Records from a data source:
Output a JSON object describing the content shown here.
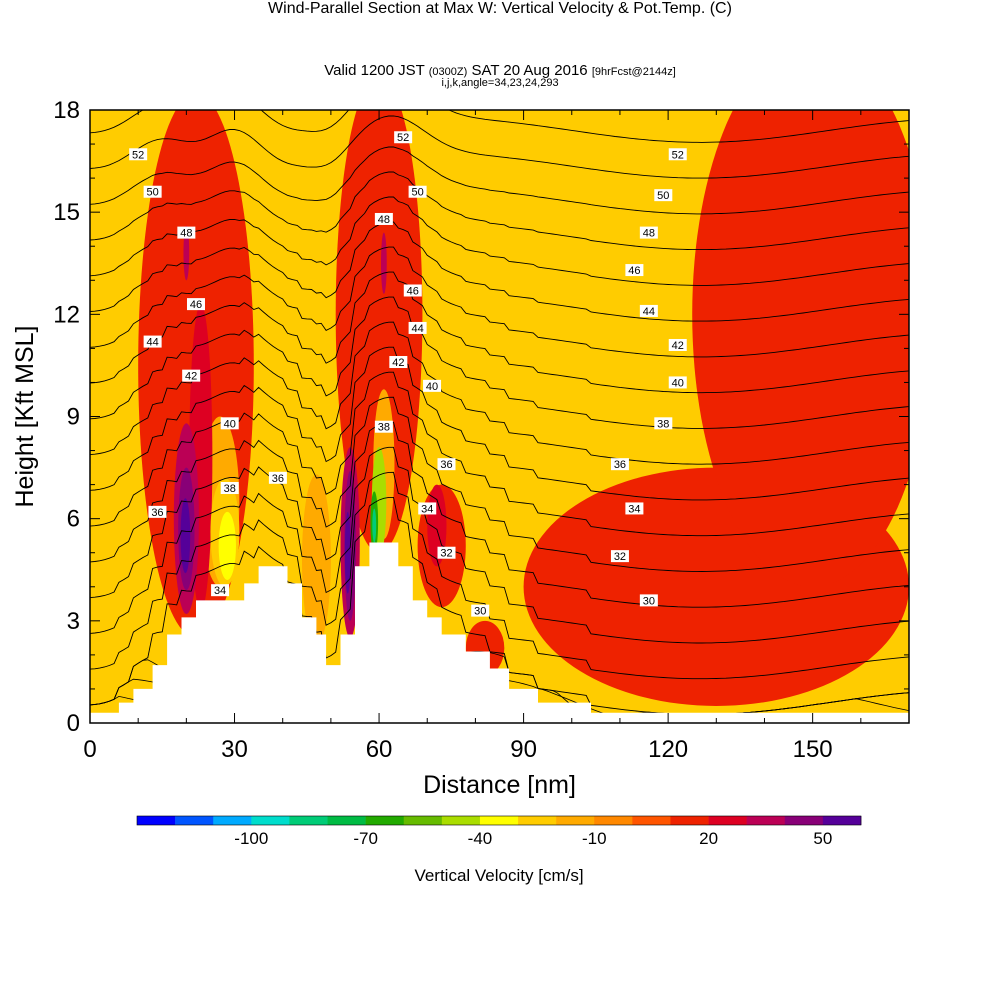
{
  "header": {
    "title": "Wind-Parallel Section at Max W: Vertical Velocity & Pot.Temp.",
    "title_units": "(C)",
    "subtitle_main": "Valid 1200 JST",
    "subtitle_utc": "(0300Z)",
    "subtitle_date": "SAT 20 Aug 2016",
    "subtitle_fcst": "[9hrFcst@2144z]",
    "ijk": "i,j,k,angle=34,23,24,293"
  },
  "chart_data": {
    "type": "heatmap",
    "xlabel": "Distance [nm]",
    "ylabel": "Height [Kft MSL]",
    "xlim": [
      0,
      170
    ],
    "ylim": [
      0,
      18
    ],
    "x_ticks": [
      "0",
      "30",
      "60",
      "90",
      "120",
      "150"
    ],
    "y_ticks": [
      "0",
      "3",
      "6",
      "9",
      "12",
      "15",
      "18"
    ],
    "background_color": "#FFCC00",
    "terrain": [
      [
        0,
        0.3
      ],
      [
        6,
        0.3
      ],
      [
        6,
        0.6
      ],
      [
        9,
        0.6
      ],
      [
        9,
        1.0
      ],
      [
        13,
        1.0
      ],
      [
        13,
        1.7
      ],
      [
        16,
        1.7
      ],
      [
        16,
        2.6
      ],
      [
        19,
        2.6
      ],
      [
        19,
        3.1
      ],
      [
        22,
        3.1
      ],
      [
        22,
        3.6
      ],
      [
        32,
        3.6
      ],
      [
        32,
        4.1
      ],
      [
        35,
        4.1
      ],
      [
        35,
        4.6
      ],
      [
        41,
        4.6
      ],
      [
        41,
        4.1
      ],
      [
        44,
        4.1
      ],
      [
        44,
        3.1
      ],
      [
        47,
        3.1
      ],
      [
        47,
        2.6
      ],
      [
        49,
        2.6
      ],
      [
        49,
        1.7
      ],
      [
        52,
        1.7
      ],
      [
        52,
        2.6
      ],
      [
        55,
        2.6
      ],
      [
        55,
        4.6
      ],
      [
        58,
        4.6
      ],
      [
        58,
        5.3
      ],
      [
        64,
        5.3
      ],
      [
        64,
        4.6
      ],
      [
        67,
        4.6
      ],
      [
        67,
        3.6
      ],
      [
        70,
        3.6
      ],
      [
        70,
        3.1
      ],
      [
        73,
        3.1
      ],
      [
        73,
        2.6
      ],
      [
        78,
        2.6
      ],
      [
        78,
        2.1
      ],
      [
        83,
        2.1
      ],
      [
        83,
        1.6
      ],
      [
        87,
        1.6
      ],
      [
        87,
        1.0
      ],
      [
        93,
        1.0
      ],
      [
        93,
        0.6
      ],
      [
        104,
        0.6
      ],
      [
        104,
        0.3
      ],
      [
        170,
        0.3
      ]
    ],
    "velocity_regions": [
      {
        "level": 10,
        "cx": 22,
        "cy": 10.5,
        "rx": 12,
        "ry": 8
      },
      {
        "level": 10,
        "cx": 60,
        "cy": 12,
        "rx": 9,
        "ry": 7
      },
      {
        "level": 10,
        "cx": 73,
        "cy": 5.2,
        "rx": 5,
        "ry": 1.8
      },
      {
        "level": 10,
        "cx": 82,
        "cy": 2.2,
        "rx": 4,
        "ry": 0.8
      },
      {
        "level": 10,
        "cx": 130,
        "cy": 4,
        "rx": 40,
        "ry": 3.5
      },
      {
        "level": 10,
        "cx": 150,
        "cy": 12,
        "rx": 25,
        "ry": 8
      },
      {
        "level": -20,
        "cx": 47,
        "cy": 4.8,
        "rx": 3,
        "ry": 2.5
      },
      {
        "level": -20,
        "cx": 27,
        "cy": 6.5,
        "rx": 4,
        "ry": 2.5
      },
      {
        "level": 20,
        "cx": 23,
        "cy": 7.8,
        "rx": 2.4,
        "ry": 4.5
      },
      {
        "level": 20,
        "cx": 72,
        "cy": 5.8,
        "rx": 2,
        "ry": 1.2
      },
      {
        "level": 30,
        "cx": 20,
        "cy": 6.0,
        "rx": 2.6,
        "ry": 2.8
      },
      {
        "level": 30,
        "cx": 54,
        "cy": 5.3,
        "rx": 2,
        "ry": 2.8
      },
      {
        "level": 30,
        "cx": 20,
        "cy": 13.8,
        "rx": 0.6,
        "ry": 0.8
      },
      {
        "level": 30,
        "cx": 61,
        "cy": 13.5,
        "rx": 0.6,
        "ry": 0.9
      },
      {
        "level": 40,
        "cx": 20,
        "cy": 5.7,
        "rx": 1.7,
        "ry": 1.8
      },
      {
        "level": 40,
        "cx": 54,
        "cy": 5.2,
        "rx": 1.2,
        "ry": 2.2
      },
      {
        "level": 50,
        "cx": 19.8,
        "cy": 5.5,
        "rx": 1.0,
        "ry": 1.1
      },
      {
        "level": 50,
        "cx": 53.5,
        "cy": 5.0,
        "rx": 0.6,
        "ry": 1.2
      },
      {
        "level": 60,
        "cx": 19.8,
        "cy": 5.7,
        "rx": 0.5,
        "ry": 0.6
      },
      {
        "level": -30,
        "cx": 28,
        "cy": 5.6,
        "rx": 3,
        "ry": 1.6
      },
      {
        "level": -40,
        "cx": 28.5,
        "cy": 5.2,
        "rx": 1.8,
        "ry": 1.0
      },
      {
        "level": -20,
        "cx": 61,
        "cy": 7.6,
        "rx": 2.2,
        "ry": 2.2
      },
      {
        "level": -50,
        "cx": 60,
        "cy": 6.5,
        "rx": 1.5,
        "ry": 1.6
      },
      {
        "level": -70,
        "cx": 59,
        "cy": 5.9,
        "rx": 0.8,
        "ry": 0.9
      },
      {
        "level": -90,
        "cx": 59,
        "cy": 5.8,
        "rx": 0.4,
        "ry": 0.5
      }
    ],
    "contour_labels": [
      {
        "text": "52",
        "x": 10,
        "y": 16.7
      },
      {
        "text": "50",
        "x": 13,
        "y": 15.6
      },
      {
        "text": "48",
        "x": 20,
        "y": 14.4
      },
      {
        "text": "46",
        "x": 22,
        "y": 12.3
      },
      {
        "text": "44",
        "x": 13,
        "y": 11.2
      },
      {
        "text": "42",
        "x": 21,
        "y": 10.2
      },
      {
        "text": "40",
        "x": 29,
        "y": 8.8
      },
      {
        "text": "38",
        "x": 29,
        "y": 6.9
      },
      {
        "text": "36",
        "x": 14,
        "y": 6.2
      },
      {
        "text": "36",
        "x": 39,
        "y": 7.2
      },
      {
        "text": "34",
        "x": 27,
        "y": 3.9
      },
      {
        "text": "52",
        "x": 65,
        "y": 17.2
      },
      {
        "text": "50",
        "x": 68,
        "y": 15.6
      },
      {
        "text": "48",
        "x": 61,
        "y": 14.8
      },
      {
        "text": "46",
        "x": 67,
        "y": 12.7
      },
      {
        "text": "44",
        "x": 68,
        "y": 11.6
      },
      {
        "text": "42",
        "x": 64,
        "y": 10.6
      },
      {
        "text": "40",
        "x": 71,
        "y": 9.9
      },
      {
        "text": "38",
        "x": 61,
        "y": 8.7
      },
      {
        "text": "36",
        "x": 74,
        "y": 7.6
      },
      {
        "text": "34",
        "x": 70,
        "y": 6.3
      },
      {
        "text": "32",
        "x": 74,
        "y": 5.0
      },
      {
        "text": "30",
        "x": 81,
        "y": 3.3
      },
      {
        "text": "52",
        "x": 122,
        "y": 16.7
      },
      {
        "text": "50",
        "x": 119,
        "y": 15.5
      },
      {
        "text": "48",
        "x": 116,
        "y": 14.4
      },
      {
        "text": "46",
        "x": 113,
        "y": 13.3
      },
      {
        "text": "44",
        "x": 116,
        "y": 12.1
      },
      {
        "text": "42",
        "x": 122,
        "y": 11.1
      },
      {
        "text": "40",
        "x": 122,
        "y": 10.0
      },
      {
        "text": "38",
        "x": 119,
        "y": 8.8
      },
      {
        "text": "36",
        "x": 110,
        "y": 7.6
      },
      {
        "text": "34",
        "x": 113,
        "y": 6.3
      },
      {
        "text": "32",
        "x": 110,
        "y": 4.9
      },
      {
        "text": "30",
        "x": 116,
        "y": 3.6
      }
    ],
    "colorbar": {
      "label": "Vertical Velocity [cm/s]",
      "tick_labels": [
        "-100",
        "-70",
        "-40",
        "-10",
        "20",
        "50"
      ],
      "colors": [
        "#0000FF",
        "#0055FF",
        "#00AAFF",
        "#00DDCC",
        "#00CC77",
        "#00BB44",
        "#22AA00",
        "#66BB00",
        "#AADD00",
        "#FFFF00",
        "#FFCC00",
        "#FFAA00",
        "#FF8800",
        "#FF5500",
        "#EE2200",
        "#DD0022",
        "#BB0055",
        "#880077",
        "#550099"
      ]
    }
  }
}
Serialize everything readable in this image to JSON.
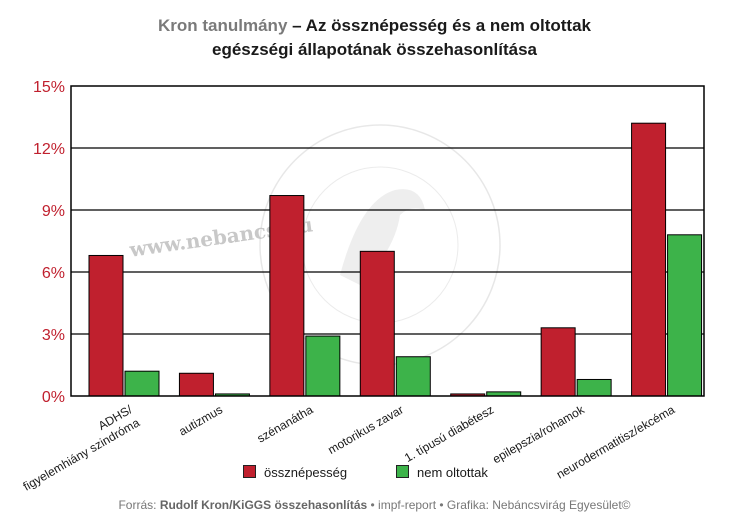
{
  "title": {
    "lead": "Kron tanulmány",
    "rest": " – Az össznépesség és a nem oltottak",
    "line2": "egészségi állapotának összehasonlítása"
  },
  "watermark": {
    "url": "www.nebancs.hu",
    "seal_text": "NEBÁNCSVIRÁG EGYESÜLET"
  },
  "colors": {
    "osszNepesseg": "#c0202e",
    "nemOltottak": "#3db34a",
    "axis_label": "#c0202e"
  },
  "chart_data": {
    "type": "bar",
    "categories": [
      "ADHS/ figyelemhiány szindróma",
      "autizmus",
      "szénanátha",
      "motorikus zavar",
      "1. típusú diabétesz",
      "epilepszia/rohamok",
      "neurodermatitisz/ekcéma"
    ],
    "category_lines": [
      [
        "ADHS/",
        "figyelemhiány szindróma"
      ],
      [
        "autizmus"
      ],
      [
        "szénanátha"
      ],
      [
        "motorikus zavar"
      ],
      [
        "1. típusú diabétesz"
      ],
      [
        "epilepszia/rohamok"
      ],
      [
        "neurodermatitisz/ekcéma"
      ]
    ],
    "series": [
      {
        "name": "össznépesség",
        "color": "#c0202e",
        "values": [
          6.8,
          1.1,
          9.7,
          7.0,
          0.1,
          3.3,
          13.2
        ]
      },
      {
        "name": "nem oltottak",
        "color": "#3db34a",
        "values": [
          1.2,
          0.1,
          2.9,
          1.9,
          0.2,
          0.8,
          7.8
        ]
      }
    ],
    "ylim": [
      0,
      15
    ],
    "yticks": [
      0,
      3,
      6,
      9,
      12,
      15
    ],
    "ytick_labels": [
      "0%",
      "3%",
      "6%",
      "9%",
      "12%",
      "15%"
    ],
    "grid": true,
    "legend_position": "bottom"
  },
  "legend": [
    {
      "label": "össznépesség"
    },
    {
      "label": "nem oltottak"
    }
  ],
  "footer": {
    "prefix": "Forrás: ",
    "source": "Rudolf Kron/KiGGS összehasonlítás",
    "suffix": " • impf-report • Grafika: Nebáncsvirág Egyesület©"
  }
}
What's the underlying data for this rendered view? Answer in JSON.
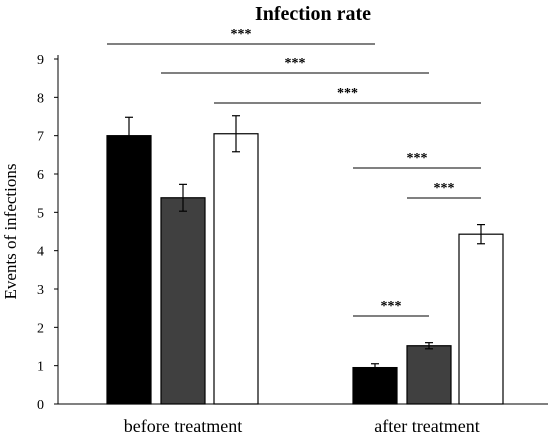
{
  "chart_data": {
    "type": "bar",
    "title": "Infection rate",
    "xlabel": "",
    "ylabel": "Events of infections",
    "ylim": [
      0,
      9
    ],
    "yticks": [
      0,
      1,
      2,
      3,
      4,
      5,
      6,
      7,
      8,
      9
    ],
    "categories": [
      "before treatment",
      "after treatment"
    ],
    "series": [
      {
        "color": "#000000",
        "values": [
          7.0,
          0.95
        ],
        "errors": [
          0.48,
          0.1
        ]
      },
      {
        "color": "#404040",
        "values": [
          5.38,
          1.52
        ],
        "errors": [
          0.35,
          0.08
        ]
      },
      {
        "color": "#ffffff",
        "values": [
          7.05,
          4.43
        ],
        "errors": [
          0.47,
          0.25
        ]
      }
    ],
    "significance": [
      {
        "from": [
          0,
          0
        ],
        "to": [
          1,
          0
        ],
        "label": "***"
      },
      {
        "from": [
          0,
          1
        ],
        "to": [
          1,
          1
        ],
        "label": "***"
      },
      {
        "from": [
          0,
          2
        ],
        "to": [
          1,
          2
        ],
        "label": "***"
      },
      {
        "from": [
          1,
          0
        ],
        "to": [
          1,
          2
        ],
        "label": "***"
      },
      {
        "from": [
          1,
          1
        ],
        "to": [
          1,
          2
        ],
        "label": "***"
      },
      {
        "from": [
          1,
          0
        ],
        "to": [
          1,
          1
        ],
        "label": "***"
      }
    ],
    "grid": false,
    "legend": "none"
  }
}
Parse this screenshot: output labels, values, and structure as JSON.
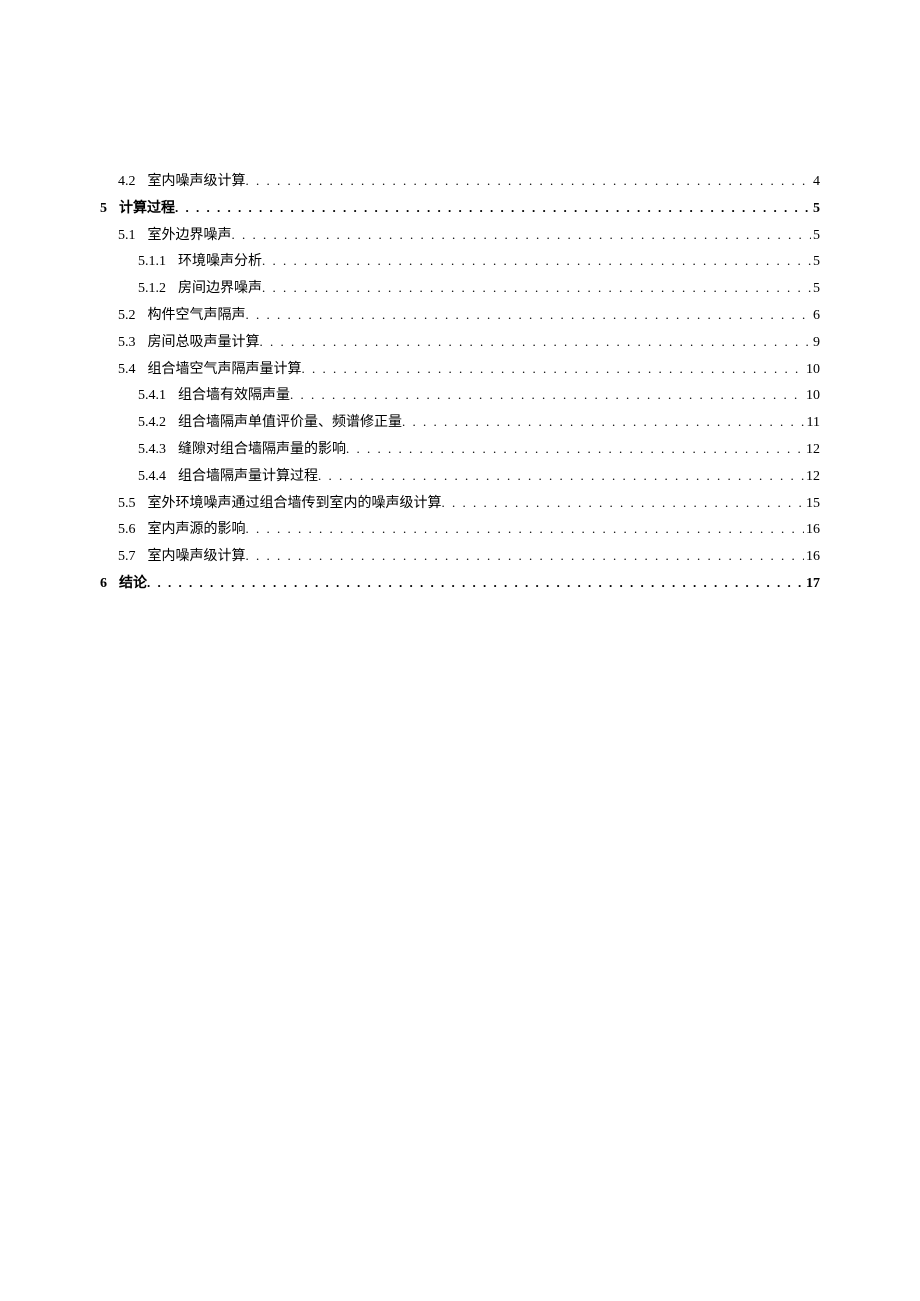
{
  "toc": {
    "entries": [
      {
        "number": "4.2",
        "title": "室内噪声级计算",
        "page": "4",
        "level": 1,
        "bold": false
      },
      {
        "number": "5",
        "title": "计算过程",
        "page": "5",
        "level": 0,
        "bold": true
      },
      {
        "number": "5.1",
        "title": "室外边界噪声",
        "page": "5",
        "level": 1,
        "bold": false
      },
      {
        "number": "5.1.1",
        "title": "环境噪声分析",
        "page": "5",
        "level": 2,
        "bold": false
      },
      {
        "number": "5.1.2",
        "title": "房间边界噪声",
        "page": "5",
        "level": 2,
        "bold": false
      },
      {
        "number": "5.2",
        "title": "构件空气声隔声",
        "page": "6",
        "level": 1,
        "bold": false
      },
      {
        "number": "5.3",
        "title": "房间总吸声量计算",
        "page": "9",
        "level": 1,
        "bold": false
      },
      {
        "number": "5.4",
        "title": "组合墙空气声隔声量计算",
        "page": "10",
        "level": 1,
        "bold": false
      },
      {
        "number": "5.4.1",
        "title": "组合墙有效隔声量",
        "page": "10",
        "level": 2,
        "bold": false
      },
      {
        "number": "5.4.2",
        "title": "组合墙隔声单值评价量、频谱修正量",
        "page": "11",
        "level": 2,
        "bold": false
      },
      {
        "number": "5.4.3",
        "title": "缝隙对组合墙隔声量的影响",
        "page": "12",
        "level": 2,
        "bold": false
      },
      {
        "number": "5.4.4",
        "title": "组合墙隔声量计算过程",
        "page": "12",
        "level": 2,
        "bold": false
      },
      {
        "number": "5.5",
        "title": "室外环境噪声通过组合墙传到室内的噪声级计算",
        "page": "15",
        "level": 1,
        "bold": false
      },
      {
        "number": "5.6",
        "title": "室内声源的影响",
        "page": "16",
        "level": 1,
        "bold": false
      },
      {
        "number": "5.7",
        "title": "室内噪声级计算",
        "page": "16",
        "level": 1,
        "bold": false
      },
      {
        "number": "6",
        "title": "结论",
        "page": "17",
        "level": 0,
        "bold": true
      }
    ]
  }
}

### REQUIREMENT
Count the lines in the records above that contain the word "össznépesség", and give only the number.

### RESPONSE TO THIS TASK
3